TASK PROMPT:
In the listing below, count the lines containing the string "What" and state only the number.

Data records
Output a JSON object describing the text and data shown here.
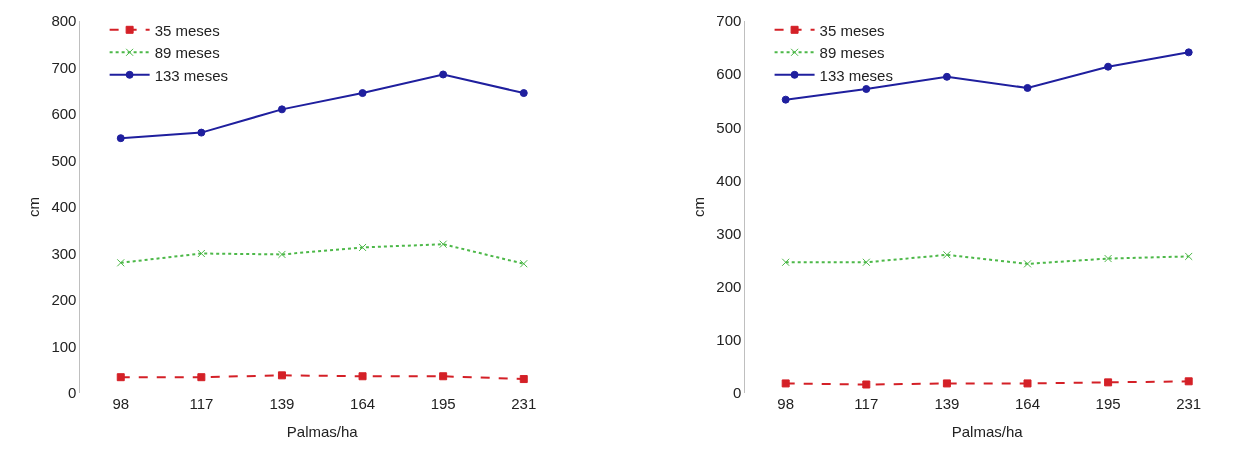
{
  "chart_data": [
    {
      "type": "line",
      "xlabel": "Palmas/ha",
      "ylabel": "cm",
      "categories": [
        "98",
        "117",
        "139",
        "164",
        "195",
        "231"
      ],
      "ylim": [
        0,
        800
      ],
      "yticks": [
        0,
        100,
        200,
        300,
        400,
        500,
        600,
        700,
        800
      ],
      "legend": "top left",
      "series": [
        {
          "name": "35 meses",
          "color": "#d42027",
          "marker": "square",
          "line_style": "dashed",
          "values": [
            34,
            34,
            38,
            36,
            36,
            30
          ]
        },
        {
          "name": "89 meses",
          "color": "#4cb848",
          "marker": "cross",
          "line_style": "dotted",
          "values": [
            280,
            300,
            298,
            313,
            320,
            278
          ]
        },
        {
          "name": "133 meses",
          "color": "#1f1f9e",
          "marker": "circle",
          "line_style": "solid",
          "values": [
            548,
            560,
            610,
            645,
            685,
            645
          ]
        }
      ]
    },
    {
      "type": "line",
      "xlabel": "Palmas/ha",
      "ylabel": "cm",
      "categories": [
        "98",
        "117",
        "139",
        "164",
        "195",
        "231"
      ],
      "ylim": [
        0,
        700
      ],
      "yticks": [
        0,
        100,
        200,
        300,
        400,
        500,
        600,
        700
      ],
      "legend": "top left",
      "series": [
        {
          "name": "35 meses",
          "color": "#d42027",
          "marker": "square",
          "line_style": "dashed",
          "values": [
            18,
            16,
            18,
            18,
            20,
            22
          ]
        },
        {
          "name": "89 meses",
          "color": "#4cb848",
          "marker": "cross",
          "line_style": "dotted",
          "values": [
            246,
            246,
            260,
            243,
            253,
            257
          ]
        },
        {
          "name": "133 meses",
          "color": "#1f1f9e",
          "marker": "circle",
          "line_style": "solid",
          "values": [
            552,
            572,
            595,
            574,
            614,
            641
          ]
        }
      ]
    }
  ]
}
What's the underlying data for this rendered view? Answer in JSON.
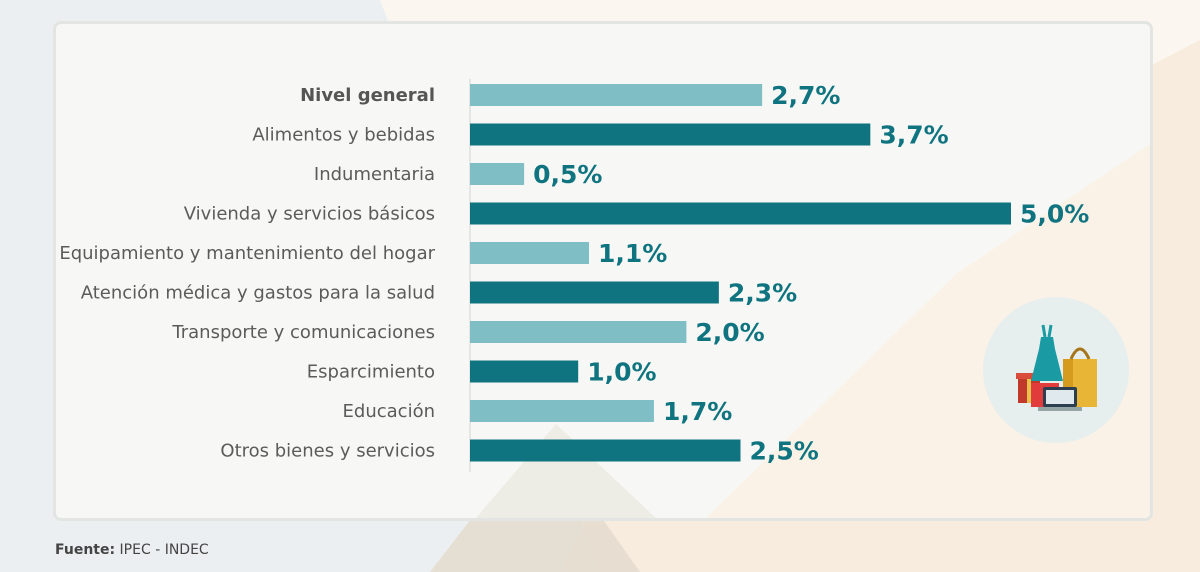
{
  "chart_data": {
    "type": "bar",
    "orientation": "horizontal",
    "categories": [
      "Nivel general",
      "Alimentos y bebidas",
      "Indumentaria",
      "Vivienda y servicios básicos",
      "Equipamiento y mantenimiento del hogar",
      "Atención médica y gastos para la salud",
      "Transporte y comunicaciones",
      "Esparcimiento",
      "Educación",
      "Otros bienes y servicios"
    ],
    "values": [
      2.7,
      3.7,
      0.5,
      5.0,
      1.1,
      2.3,
      2.0,
      1.0,
      1.7,
      2.5
    ],
    "value_labels": [
      "2,7%",
      "3,7%",
      "0,5%",
      "5,0%",
      "1,1%",
      "2,3%",
      "2,0%",
      "1,0%",
      "1,7%",
      "2,5%"
    ],
    "bold_category": "Nivel general",
    "xlim": [
      0,
      5.0
    ],
    "grid": false,
    "colors": {
      "light_bar": "#7fbec4",
      "dark_bar": "#0f7480",
      "value_text": "#0f7480"
    }
  },
  "source": {
    "label": "Fuente:",
    "text": "IPEC - INDEC"
  },
  "illustration": {
    "icon": "shopping-bags-dress-laptop-icon"
  }
}
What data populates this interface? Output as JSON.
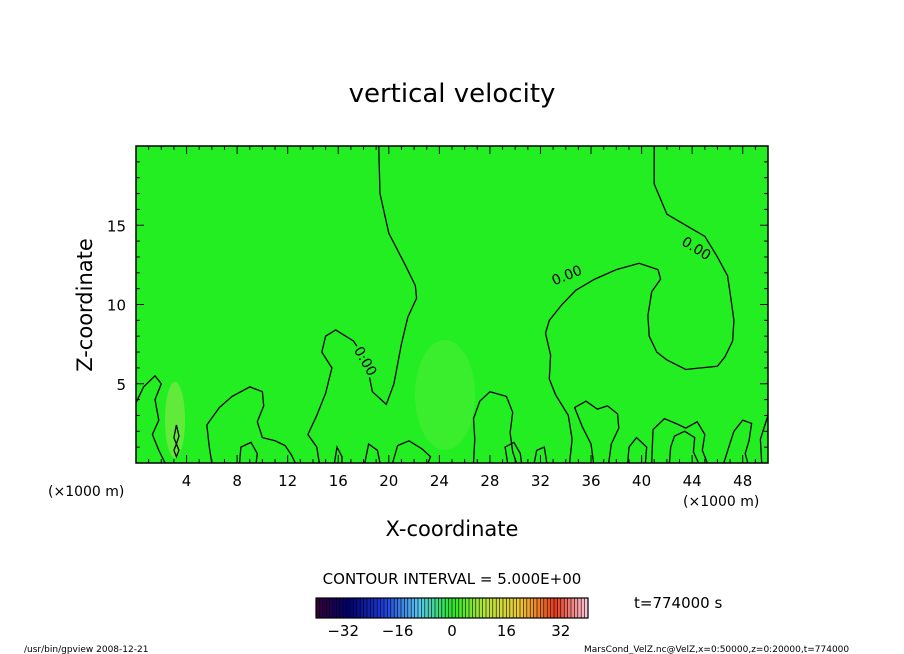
{
  "chart_data": {
    "type": "contour",
    "title": "vertical velocity",
    "xlabel": "X-coordinate",
    "ylabel": "Z-coordinate",
    "x_unit_label": "(×1000 m)",
    "y_unit_label": "(×1000 m)",
    "xlim": [
      0,
      50
    ],
    "ylim": [
      0,
      20
    ],
    "x_ticks": [
      4,
      8,
      12,
      16,
      20,
      24,
      28,
      32,
      36,
      40,
      44,
      48
    ],
    "y_ticks": [
      5,
      10,
      15
    ],
    "fill_color": "#22ee22",
    "contour_labels": [
      {
        "text": "0.00",
        "x": 18.1,
        "y": 6.4,
        "angle": 60
      },
      {
        "text": "0.00",
        "x": 34.1,
        "y": 11.8,
        "angle": -22
      },
      {
        "text": "0.00",
        "x": 44.3,
        "y": 13.5,
        "angle": 32
      }
    ],
    "contour_lines": [
      [
        [
          19.2,
          20
        ],
        [
          19.3,
          17
        ],
        [
          20,
          14.5
        ],
        [
          21.3,
          12.5
        ],
        [
          22.1,
          11.2
        ],
        [
          22.2,
          10.4
        ],
        [
          21.5,
          9.2
        ],
        [
          21,
          7.5
        ],
        [
          20.4,
          5
        ],
        [
          19.8,
          3.7
        ],
        [
          18.7,
          4.5
        ],
        [
          18.2,
          6.5
        ],
        [
          17.2,
          7.7
        ],
        [
          15.8,
          8.4
        ],
        [
          15,
          8
        ],
        [
          14.7,
          7
        ],
        [
          15.5,
          6
        ],
        [
          15,
          4.4
        ],
        [
          14.3,
          3
        ],
        [
          13.6,
          1.8
        ],
        [
          14.3,
          1
        ],
        [
          14.5,
          0
        ]
      ],
      [
        [
          41,
          20
        ],
        [
          41,
          17.6
        ],
        [
          42,
          15.7
        ],
        [
          43.5,
          15
        ],
        [
          45,
          14.3
        ],
        [
          46,
          13
        ],
        [
          46.8,
          11.8
        ],
        [
          47.1,
          10.2
        ],
        [
          47.3,
          9
        ],
        [
          47.2,
          7.7
        ],
        [
          46.6,
          6.7
        ],
        [
          46,
          6.1
        ],
        [
          44.7,
          6
        ],
        [
          43.5,
          5.9
        ],
        [
          42,
          6.5
        ],
        [
          41.2,
          7
        ],
        [
          40.6,
          8
        ],
        [
          40.5,
          9.3
        ],
        [
          40.8,
          10.8
        ],
        [
          41.5,
          11.6
        ],
        [
          41.3,
          12.2
        ],
        [
          39.8,
          12.6
        ],
        [
          38,
          12.2
        ],
        [
          36.3,
          11.6
        ],
        [
          34.8,
          10.9
        ],
        [
          33.7,
          10
        ],
        [
          32.7,
          9
        ],
        [
          32.4,
          8.2
        ],
        [
          32.8,
          6.8
        ],
        [
          32.7,
          5.3
        ],
        [
          33.2,
          4.3
        ],
        [
          34.2,
          3
        ],
        [
          34.5,
          1.5
        ],
        [
          34.3,
          0
        ]
      ],
      [
        [
          0,
          3.8
        ],
        [
          0.6,
          4.8
        ],
        [
          1.5,
          5.5
        ],
        [
          2,
          5
        ],
        [
          1.5,
          4
        ],
        [
          1.8,
          2.7
        ],
        [
          1.3,
          1.8
        ],
        [
          1.8,
          0.8
        ],
        [
          2.3,
          0
        ]
      ],
      [
        [
          6,
          0
        ],
        [
          5.8,
          1
        ],
        [
          5.6,
          2.4
        ],
        [
          6.6,
          3.5
        ],
        [
          7.6,
          4.2
        ],
        [
          9,
          4.8
        ],
        [
          10,
          4.5
        ],
        [
          10.1,
          3.6
        ],
        [
          9.6,
          2.6
        ],
        [
          10,
          1.6
        ],
        [
          11,
          1.4
        ],
        [
          11.8,
          1.1
        ],
        [
          12.3,
          0.5
        ],
        [
          12.6,
          0
        ]
      ],
      [
        [
          26.7,
          0
        ],
        [
          26.8,
          1.5
        ],
        [
          26.7,
          2.8
        ],
        [
          27.2,
          3.9
        ],
        [
          28,
          4.5
        ],
        [
          29.3,
          4.2
        ],
        [
          29.8,
          3.2
        ],
        [
          29.6,
          1.9
        ],
        [
          29.8,
          0.7
        ],
        [
          30.1,
          0
        ]
      ],
      [
        [
          36.2,
          0
        ],
        [
          36,
          1.2
        ],
        [
          35.3,
          2.3
        ],
        [
          34.7,
          3.5
        ],
        [
          35.6,
          3.9
        ],
        [
          36.5,
          3.4
        ],
        [
          37.3,
          3.6
        ],
        [
          38.1,
          3.1
        ],
        [
          38.2,
          2.2
        ],
        [
          37.6,
          1.2
        ],
        [
          37.4,
          0
        ]
      ],
      [
        [
          42.2,
          0
        ],
        [
          42.3,
          1
        ],
        [
          42.6,
          1.7
        ],
        [
          43.4,
          2
        ],
        [
          44.2,
          1.6
        ],
        [
          44.1,
          0.7
        ],
        [
          44.5,
          0
        ]
      ],
      [
        [
          46.5,
          0
        ],
        [
          46.9,
          1
        ],
        [
          47.3,
          2
        ],
        [
          48,
          2.7
        ],
        [
          48.7,
          2.5
        ],
        [
          48.5,
          1.4
        ],
        [
          48.2,
          0.6
        ],
        [
          48.4,
          0
        ]
      ],
      [
        [
          49.5,
          0
        ],
        [
          49.4,
          1.5
        ],
        [
          50,
          3
        ]
      ],
      [
        [
          18.1,
          0
        ],
        [
          18.4,
          1.2
        ],
        [
          19.1,
          0.8
        ],
        [
          19.3,
          0
        ]
      ],
      [
        [
          20.3,
          0
        ],
        [
          20.7,
          1.1
        ],
        [
          21.6,
          1.4
        ],
        [
          22.6,
          0.9
        ],
        [
          23.3,
          0.4
        ],
        [
          23.1,
          0
        ]
      ],
      [
        [
          29.4,
          0
        ],
        [
          29.2,
          1
        ],
        [
          29.9,
          1.3
        ],
        [
          30.4,
          0.6
        ],
        [
          30.5,
          0
        ]
      ],
      [
        [
          38.9,
          0
        ],
        [
          39,
          1
        ],
        [
          39.6,
          1.6
        ],
        [
          40.4,
          1
        ],
        [
          40.3,
          0
        ]
      ],
      [
        [
          40.8,
          0
        ],
        [
          40.9,
          2.1
        ],
        [
          41.8,
          2.8
        ],
        [
          42.7,
          2.5
        ],
        [
          43.5,
          2.2
        ],
        [
          44.4,
          2.6
        ],
        [
          45,
          1.8
        ],
        [
          44.8,
          0.8
        ],
        [
          45.2,
          0
        ]
      ],
      [
        [
          31.5,
          0
        ],
        [
          31.7,
          0.8
        ],
        [
          32.3,
          1
        ],
        [
          32.5,
          0
        ]
      ],
      [
        [
          3,
          1.6
        ],
        [
          3.2,
          2.4
        ],
        [
          3.4,
          1.7
        ],
        [
          3.2,
          1.2
        ],
        [
          3,
          1.6
        ]
      ],
      [
        [
          3,
          0.8
        ],
        [
          3.2,
          1.2
        ],
        [
          3.4,
          0.8
        ],
        [
          3.2,
          0.4
        ],
        [
          3,
          0.8
        ]
      ],
      [
        [
          8.2,
          0
        ],
        [
          8.3,
          1
        ],
        [
          9.1,
          1.3
        ],
        [
          9.6,
          0.6
        ],
        [
          9.5,
          0
        ]
      ],
      [
        [
          15.7,
          0
        ],
        [
          15.9,
          1
        ],
        [
          16.3,
          0.4
        ],
        [
          16.3,
          0
        ]
      ]
    ],
    "colorbar": {
      "label": "CONTOUR INTERVAL = 5.000E+00",
      "range": [
        -40,
        40
      ],
      "ticks": [
        -32,
        -16,
        0,
        16,
        32
      ],
      "time_label": "t=774000 s"
    }
  },
  "footer": {
    "left": "/usr/bin/gpview  2008-12-21",
    "right": "MarsCond_VelZ.nc@VelZ,x=0:50000,z=0:20000,t=774000"
  }
}
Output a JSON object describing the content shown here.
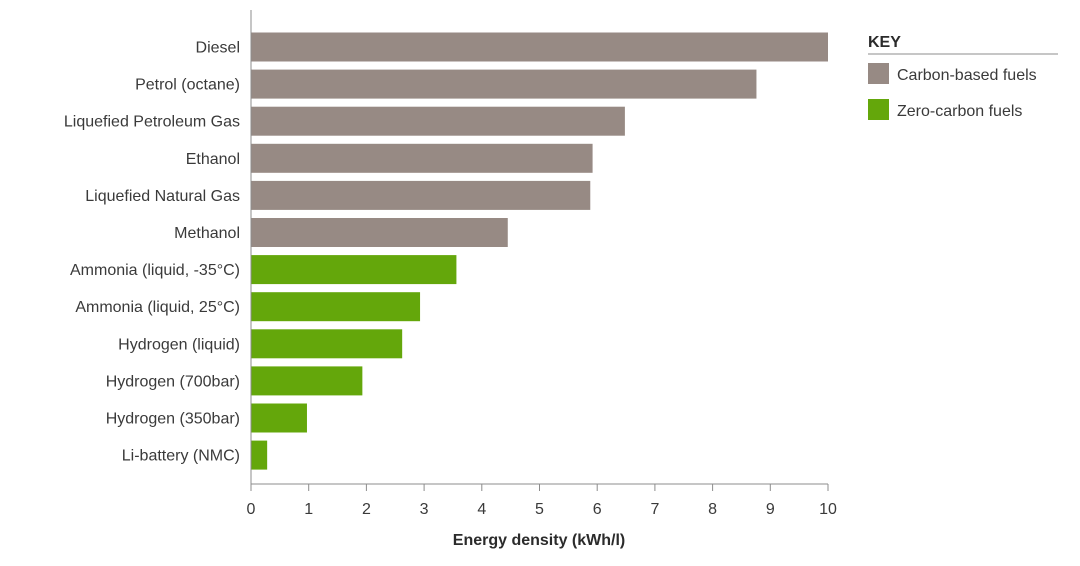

COMPLETE OUTPUT:
2